Entries with figure data:
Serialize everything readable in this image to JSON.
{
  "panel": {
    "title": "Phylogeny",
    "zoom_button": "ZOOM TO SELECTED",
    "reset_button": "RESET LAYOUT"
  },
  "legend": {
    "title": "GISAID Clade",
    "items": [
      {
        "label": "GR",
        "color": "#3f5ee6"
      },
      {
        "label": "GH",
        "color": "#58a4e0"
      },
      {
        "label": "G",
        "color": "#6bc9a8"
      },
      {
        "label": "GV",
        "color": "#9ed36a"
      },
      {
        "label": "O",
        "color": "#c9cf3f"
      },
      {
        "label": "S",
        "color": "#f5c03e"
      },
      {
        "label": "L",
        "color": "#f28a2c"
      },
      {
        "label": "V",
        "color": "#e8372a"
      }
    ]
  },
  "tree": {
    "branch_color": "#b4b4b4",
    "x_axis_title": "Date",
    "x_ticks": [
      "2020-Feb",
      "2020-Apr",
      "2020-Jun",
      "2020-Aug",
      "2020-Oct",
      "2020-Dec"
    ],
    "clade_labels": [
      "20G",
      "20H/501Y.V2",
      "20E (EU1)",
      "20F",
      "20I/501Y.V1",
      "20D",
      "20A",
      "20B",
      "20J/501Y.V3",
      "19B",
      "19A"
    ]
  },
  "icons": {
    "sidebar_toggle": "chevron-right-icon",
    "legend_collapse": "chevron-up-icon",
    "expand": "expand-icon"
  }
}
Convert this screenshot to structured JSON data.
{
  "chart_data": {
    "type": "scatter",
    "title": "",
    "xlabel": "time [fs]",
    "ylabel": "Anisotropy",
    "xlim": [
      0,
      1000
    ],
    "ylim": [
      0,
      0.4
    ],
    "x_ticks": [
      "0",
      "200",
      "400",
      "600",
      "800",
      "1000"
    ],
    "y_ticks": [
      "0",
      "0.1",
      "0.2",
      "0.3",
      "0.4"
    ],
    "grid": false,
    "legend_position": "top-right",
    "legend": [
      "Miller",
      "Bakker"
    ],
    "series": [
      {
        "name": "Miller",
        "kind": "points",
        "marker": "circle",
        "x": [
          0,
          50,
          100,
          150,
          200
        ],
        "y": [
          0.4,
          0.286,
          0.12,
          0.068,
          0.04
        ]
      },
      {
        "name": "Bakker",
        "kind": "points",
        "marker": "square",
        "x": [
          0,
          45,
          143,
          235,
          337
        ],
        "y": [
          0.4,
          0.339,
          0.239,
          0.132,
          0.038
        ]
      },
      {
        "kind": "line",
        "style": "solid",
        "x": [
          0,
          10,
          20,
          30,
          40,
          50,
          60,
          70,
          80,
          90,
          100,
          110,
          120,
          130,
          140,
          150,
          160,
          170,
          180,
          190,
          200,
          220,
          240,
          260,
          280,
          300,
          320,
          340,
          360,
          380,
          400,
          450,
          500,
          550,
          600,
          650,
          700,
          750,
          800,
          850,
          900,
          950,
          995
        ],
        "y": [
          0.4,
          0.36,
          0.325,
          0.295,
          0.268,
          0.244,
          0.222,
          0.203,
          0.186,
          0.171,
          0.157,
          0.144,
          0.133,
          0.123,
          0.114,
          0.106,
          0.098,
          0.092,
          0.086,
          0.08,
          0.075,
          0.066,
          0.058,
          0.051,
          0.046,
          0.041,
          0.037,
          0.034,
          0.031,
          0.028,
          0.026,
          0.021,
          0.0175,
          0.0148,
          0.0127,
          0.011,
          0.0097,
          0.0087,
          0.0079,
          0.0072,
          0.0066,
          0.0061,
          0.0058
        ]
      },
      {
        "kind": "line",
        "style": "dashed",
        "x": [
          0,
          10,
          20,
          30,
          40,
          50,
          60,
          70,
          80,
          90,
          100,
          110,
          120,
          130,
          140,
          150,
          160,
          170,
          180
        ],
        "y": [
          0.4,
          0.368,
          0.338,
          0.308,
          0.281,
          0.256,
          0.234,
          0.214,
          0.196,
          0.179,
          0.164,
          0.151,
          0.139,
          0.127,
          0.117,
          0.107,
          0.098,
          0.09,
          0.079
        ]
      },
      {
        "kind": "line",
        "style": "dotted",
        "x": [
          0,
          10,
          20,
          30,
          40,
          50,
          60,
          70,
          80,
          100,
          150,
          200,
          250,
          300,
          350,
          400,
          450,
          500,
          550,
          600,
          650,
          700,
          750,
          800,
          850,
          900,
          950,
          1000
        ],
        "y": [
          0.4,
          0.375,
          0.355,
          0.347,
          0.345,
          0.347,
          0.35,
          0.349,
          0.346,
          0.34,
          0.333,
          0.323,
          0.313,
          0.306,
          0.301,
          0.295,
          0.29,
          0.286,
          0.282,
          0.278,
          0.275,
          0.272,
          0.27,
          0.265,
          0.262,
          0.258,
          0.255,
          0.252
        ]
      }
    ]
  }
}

WRITTEN EXERCISE
What is the number of lines that contain "right"? Reply with that number alone.

OUTPUT OF THE EXERCISE
2